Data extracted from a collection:
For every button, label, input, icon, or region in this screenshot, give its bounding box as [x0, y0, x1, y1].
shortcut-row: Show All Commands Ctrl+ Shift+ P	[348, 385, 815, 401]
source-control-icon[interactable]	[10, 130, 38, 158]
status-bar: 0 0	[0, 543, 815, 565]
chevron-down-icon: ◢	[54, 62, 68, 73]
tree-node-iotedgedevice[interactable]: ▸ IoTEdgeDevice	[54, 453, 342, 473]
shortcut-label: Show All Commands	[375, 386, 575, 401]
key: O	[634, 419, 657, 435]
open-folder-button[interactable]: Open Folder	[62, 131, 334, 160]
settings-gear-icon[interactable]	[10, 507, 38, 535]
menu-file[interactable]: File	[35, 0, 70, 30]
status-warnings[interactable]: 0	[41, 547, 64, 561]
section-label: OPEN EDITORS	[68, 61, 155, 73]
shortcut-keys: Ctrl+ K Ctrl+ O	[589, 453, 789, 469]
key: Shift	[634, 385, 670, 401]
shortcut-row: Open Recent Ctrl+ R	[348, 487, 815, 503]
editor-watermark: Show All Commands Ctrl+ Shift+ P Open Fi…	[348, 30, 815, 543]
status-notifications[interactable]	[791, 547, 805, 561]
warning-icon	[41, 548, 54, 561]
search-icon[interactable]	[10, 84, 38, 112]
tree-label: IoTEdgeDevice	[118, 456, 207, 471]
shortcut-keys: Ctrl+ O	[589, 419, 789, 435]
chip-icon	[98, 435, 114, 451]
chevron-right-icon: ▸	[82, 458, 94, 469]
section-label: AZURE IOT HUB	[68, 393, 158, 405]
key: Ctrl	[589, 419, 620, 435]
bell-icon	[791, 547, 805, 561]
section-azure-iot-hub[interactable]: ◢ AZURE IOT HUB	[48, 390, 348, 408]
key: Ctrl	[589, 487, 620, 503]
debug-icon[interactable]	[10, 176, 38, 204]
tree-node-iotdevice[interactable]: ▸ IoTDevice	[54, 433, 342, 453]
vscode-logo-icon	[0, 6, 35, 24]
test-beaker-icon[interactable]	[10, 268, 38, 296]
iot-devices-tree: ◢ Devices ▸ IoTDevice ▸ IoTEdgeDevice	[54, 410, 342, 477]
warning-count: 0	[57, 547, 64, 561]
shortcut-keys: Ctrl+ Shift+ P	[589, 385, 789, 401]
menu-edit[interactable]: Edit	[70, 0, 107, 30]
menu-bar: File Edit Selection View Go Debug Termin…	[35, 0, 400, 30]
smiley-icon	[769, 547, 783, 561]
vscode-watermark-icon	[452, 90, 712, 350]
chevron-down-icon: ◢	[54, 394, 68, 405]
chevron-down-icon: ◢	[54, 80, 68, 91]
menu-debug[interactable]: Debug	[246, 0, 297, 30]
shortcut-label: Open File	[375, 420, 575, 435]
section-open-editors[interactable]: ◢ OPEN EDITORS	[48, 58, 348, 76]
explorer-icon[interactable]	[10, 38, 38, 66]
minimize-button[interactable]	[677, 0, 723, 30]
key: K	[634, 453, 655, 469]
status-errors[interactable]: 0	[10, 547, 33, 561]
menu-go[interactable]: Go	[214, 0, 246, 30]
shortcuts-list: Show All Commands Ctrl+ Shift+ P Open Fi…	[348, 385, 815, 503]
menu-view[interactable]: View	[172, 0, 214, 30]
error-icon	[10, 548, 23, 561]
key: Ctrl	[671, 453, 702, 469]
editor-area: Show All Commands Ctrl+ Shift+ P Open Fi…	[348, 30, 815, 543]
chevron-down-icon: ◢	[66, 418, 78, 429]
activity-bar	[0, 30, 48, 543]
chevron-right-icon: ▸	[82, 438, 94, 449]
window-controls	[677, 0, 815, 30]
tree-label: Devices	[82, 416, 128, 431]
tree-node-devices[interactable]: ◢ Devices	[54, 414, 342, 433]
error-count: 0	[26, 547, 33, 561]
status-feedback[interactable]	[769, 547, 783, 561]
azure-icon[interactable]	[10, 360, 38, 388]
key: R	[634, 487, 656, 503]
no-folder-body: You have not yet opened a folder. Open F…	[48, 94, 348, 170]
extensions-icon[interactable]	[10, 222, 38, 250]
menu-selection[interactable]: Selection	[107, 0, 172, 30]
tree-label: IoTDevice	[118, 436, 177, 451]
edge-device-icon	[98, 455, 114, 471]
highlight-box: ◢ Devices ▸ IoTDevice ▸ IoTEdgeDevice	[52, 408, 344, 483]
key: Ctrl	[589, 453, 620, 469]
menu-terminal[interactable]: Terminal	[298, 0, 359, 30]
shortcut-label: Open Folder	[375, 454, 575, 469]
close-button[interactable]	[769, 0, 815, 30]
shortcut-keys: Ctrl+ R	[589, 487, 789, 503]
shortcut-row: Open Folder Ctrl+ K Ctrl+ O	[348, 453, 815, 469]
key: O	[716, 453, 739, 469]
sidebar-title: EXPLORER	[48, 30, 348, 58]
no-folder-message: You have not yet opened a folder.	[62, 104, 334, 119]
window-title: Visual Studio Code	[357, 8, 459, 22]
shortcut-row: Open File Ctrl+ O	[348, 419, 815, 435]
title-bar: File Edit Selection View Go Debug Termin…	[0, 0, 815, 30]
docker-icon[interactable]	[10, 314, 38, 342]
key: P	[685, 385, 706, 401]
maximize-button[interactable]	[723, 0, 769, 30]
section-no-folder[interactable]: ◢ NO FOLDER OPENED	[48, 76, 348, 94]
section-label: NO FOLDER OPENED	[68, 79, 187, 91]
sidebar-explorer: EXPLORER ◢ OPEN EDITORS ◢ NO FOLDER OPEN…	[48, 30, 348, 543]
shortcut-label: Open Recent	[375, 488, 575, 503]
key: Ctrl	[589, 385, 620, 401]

WHAT NEEDS TO BE DONE: Retype every line in the rows above without changing anything.

RESULT OF THIS TASK:
For every button, label, input, icon, or region in this screenshot, give its bounding box as [x0, y0, x1, y1].
shortcut-row: Show All Commands Ctrl+ Shift+ P	[348, 385, 815, 401]
source-control-icon[interactable]	[10, 130, 38, 158]
status-bar: 0 0	[0, 543, 815, 565]
chevron-down-icon: ◢	[54, 62, 68, 73]
tree-node-iotedgedevice[interactable]: ▸ IoTEdgeDevice	[54, 453, 342, 473]
shortcut-label: Show All Commands	[375, 386, 575, 401]
key: O	[634, 419, 657, 435]
open-folder-button[interactable]: Open Folder	[62, 131, 334, 160]
settings-gear-icon[interactable]	[10, 507, 38, 535]
menu-file[interactable]: File	[35, 0, 70, 30]
status-warnings[interactable]: 0	[41, 547, 64, 561]
section-label: OPEN EDITORS	[68, 61, 155, 73]
shortcut-keys: Ctrl+ K Ctrl+ O	[589, 453, 789, 469]
key: Shift	[634, 385, 670, 401]
shortcut-row: Open Recent Ctrl+ R	[348, 487, 815, 503]
editor-watermark: Show All Commands Ctrl+ Shift+ P Open Fi…	[348, 30, 815, 543]
status-notifications[interactable]	[791, 547, 805, 561]
warning-icon	[41, 548, 54, 561]
search-icon[interactable]	[10, 84, 38, 112]
tree-label: IoTEdgeDevice	[118, 456, 207, 471]
shortcut-keys: Ctrl+ O	[589, 419, 789, 435]
chip-icon	[98, 435, 114, 451]
chevron-right-icon: ▸	[82, 458, 94, 469]
section-label: AZURE IOT HUB	[68, 393, 158, 405]
key: Ctrl	[589, 419, 620, 435]
bell-icon	[791, 547, 805, 561]
section-azure-iot-hub[interactable]: ◢ AZURE IOT HUB	[48, 390, 348, 408]
key: Ctrl	[589, 487, 620, 503]
debug-icon[interactable]	[10, 176, 38, 204]
tree-node-iotdevice[interactable]: ▸ IoTDevice	[54, 433, 342, 453]
vscode-logo-icon	[0, 6, 35, 24]
test-beaker-icon[interactable]	[10, 268, 38, 296]
iot-devices-tree: ◢ Devices ▸ IoTDevice ▸ IoTEdgeDevice	[54, 410, 342, 477]
warning-count: 0	[57, 547, 64, 561]
shortcut-keys: Ctrl+ Shift+ P	[589, 385, 789, 401]
menu-edit[interactable]: Edit	[70, 0, 107, 30]
menu-bar: File Edit Selection View Go Debug Termin…	[35, 0, 400, 30]
smiley-icon	[769, 547, 783, 561]
vscode-watermark-icon	[452, 90, 712, 350]
chevron-down-icon: ◢	[54, 394, 68, 405]
chevron-down-icon: ◢	[54, 80, 68, 91]
menu-debug[interactable]: Debug	[246, 0, 297, 30]
shortcut-label: Open File	[375, 420, 575, 435]
section-open-editors[interactable]: ◢ OPEN EDITORS	[48, 58, 348, 76]
explorer-icon[interactable]	[10, 38, 38, 66]
minimize-button[interactable]	[677, 0, 723, 30]
key: K	[634, 453, 655, 469]
status-errors[interactable]: 0	[10, 547, 33, 561]
menu-go[interactable]: Go	[214, 0, 246, 30]
shortcuts-list: Show All Commands Ctrl+ Shift+ P Open Fi…	[348, 385, 815, 503]
menu-view[interactable]: View	[172, 0, 214, 30]
error-icon	[10, 548, 23, 561]
key: Ctrl	[671, 453, 702, 469]
editor-area: Show All Commands Ctrl+ Shift+ P Open Fi…	[348, 30, 815, 543]
chevron-down-icon: ◢	[66, 418, 78, 429]
activity-bar	[0, 30, 48, 543]
chevron-right-icon: ▸	[82, 438, 94, 449]
window-controls	[677, 0, 815, 30]
tree-label: Devices	[82, 416, 128, 431]
tree-node-devices[interactable]: ◢ Devices	[54, 414, 342, 433]
error-count: 0	[26, 547, 33, 561]
status-feedback[interactable]	[769, 547, 783, 561]
azure-icon[interactable]	[10, 360, 38, 388]
key: R	[634, 487, 656, 503]
no-folder-body: You have not yet opened a folder. Open F…	[48, 94, 348, 170]
extensions-icon[interactable]	[10, 222, 38, 250]
menu-selection[interactable]: Selection	[107, 0, 172, 30]
tree-label: IoTDevice	[118, 436, 177, 451]
edge-device-icon	[98, 455, 114, 471]
highlight-box: ◢ Devices ▸ IoTDevice ▸ IoTEdgeDevice	[52, 408, 344, 483]
key: Ctrl	[589, 453, 620, 469]
menu-terminal[interactable]: Terminal	[298, 0, 359, 30]
shortcut-label: Open Folder	[375, 454, 575, 469]
close-button[interactable]	[769, 0, 815, 30]
shortcut-keys: Ctrl+ R	[589, 487, 789, 503]
shortcut-row: Open Folder Ctrl+ K Ctrl+ O	[348, 453, 815, 469]
key: O	[716, 453, 739, 469]
sidebar-title: EXPLORER	[48, 30, 348, 58]
no-folder-message: You have not yet opened a folder.	[62, 104, 334, 119]
window-title: Visual Studio Code	[357, 8, 459, 22]
shortcut-row: Open File Ctrl+ O	[348, 419, 815, 435]
title-bar: File Edit Selection View Go Debug Termin…	[0, 0, 815, 30]
docker-icon[interactable]	[10, 314, 38, 342]
key: P	[685, 385, 706, 401]
maximize-button[interactable]	[723, 0, 769, 30]
section-no-folder[interactable]: ◢ NO FOLDER OPENED	[48, 76, 348, 94]
section-label: NO FOLDER OPENED	[68, 79, 187, 91]
sidebar-explorer: EXPLORER ◢ OPEN EDITORS ◢ NO FOLDER OPEN…	[48, 30, 348, 543]
shortcut-label: Open Recent	[375, 488, 575, 503]
key: Ctrl	[589, 385, 620, 401]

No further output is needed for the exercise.